Document passage:
>>>
[June 11, 2001] Short Message Service (SMS) messages have become very popular among mobile phone users. However, the service providing is still relatively awkward. This draft presents an encoding and a simple protocol for describing and submitting SMS messages over the Internet. The protocol is aimed to be used between service providers and SMS gateways. The SMS messages are encoded in XML and the corresponding Document Type Definition (DTD) for the message structure is described... This draft describes an interface between an SMSG and an SP. The SMSG and SP may reside at different physical locations and may be connected over the Internet. In other words, the interface proposed here is a straightforward way to connect SMS messages to the Internet. The purpose is to make becoming a service provider as easy as possible. If the mobile operators would provide a standard way to connect to their SMS centers via standard SMS gateway interfaces, the only thing required for becoming a wireless service provider would be a server capable of delivering and transmitting XML-encoded SMS messages. As the wireless services are maintained at the SPs servers, it is easy to connect the wireless services to the Internet-based services and databases hosted by the SP... [April 2001 draft]
[January 15, 2001] IETF Internet Draft abstract: "The Short Message Service (SMS) messages have become very popular. However, the service provisioning is still relatively awkward. This draft presents an encoding and a simple protocol for describing and submitting Short Message Service (SMS) messages over the Internet. The protocol is aimed to be used between SMS Centers and service providers. The SMS messages are encoded in XML and the corresponding Document Type Definition (DTD) for the message structure is described."
<<<
Collected material:
>>>
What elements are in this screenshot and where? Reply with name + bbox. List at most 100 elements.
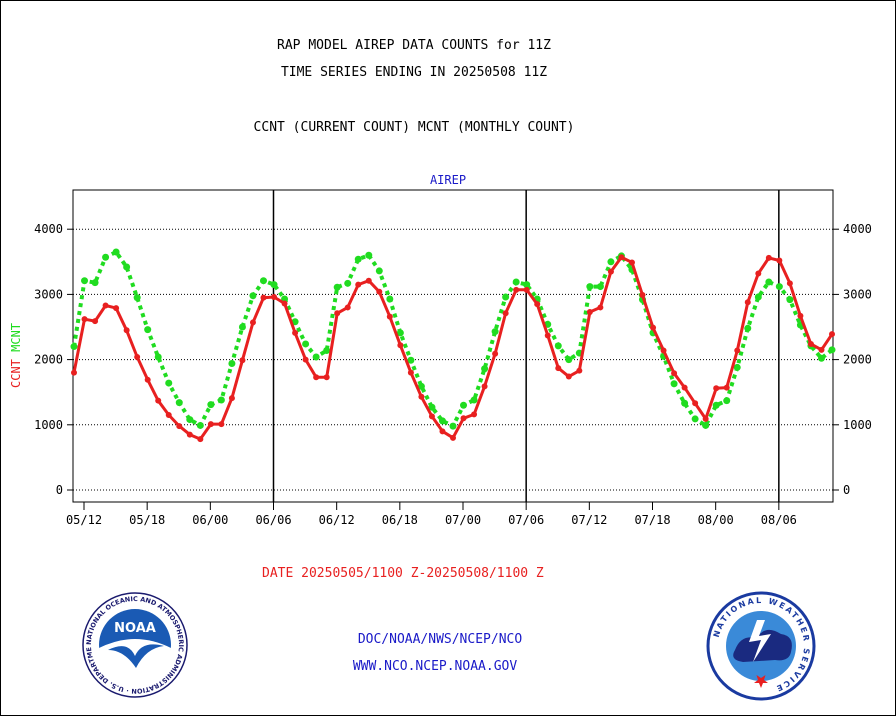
<<<
Set tasks:
**1)** In the SMS draft text, between which two parties is the protocol meant to be used according to the June 11, 2001 entry?
**2)** Continue the passage on the XML encoding of SMS messages, picking up after its final sentence.

Answers for the tasks:
**1)** Between service providers and SMS gateways.

**2)**
"This draft describes an interface between SMSC (Short Message Service Center) and SP (Service Provider). The SMSC and SP reside at different physical locations and are connected over the Internet. In other words, the interface proposed here is a straightforward way to connect SMS messages to the Internet. The purpose is to make becoming a service provider as easy as possible. If the mobile operators would provide a standard way to connect to the SMS Centers, the only thing required for becoming a wireless service provider would be a server capable of delivering and transmitting XML encoded SMS messages. As the wireless services are maintained at the SPs servers, it is easy to connect the wireless services to the Internet based services and data bases hosted by the SP."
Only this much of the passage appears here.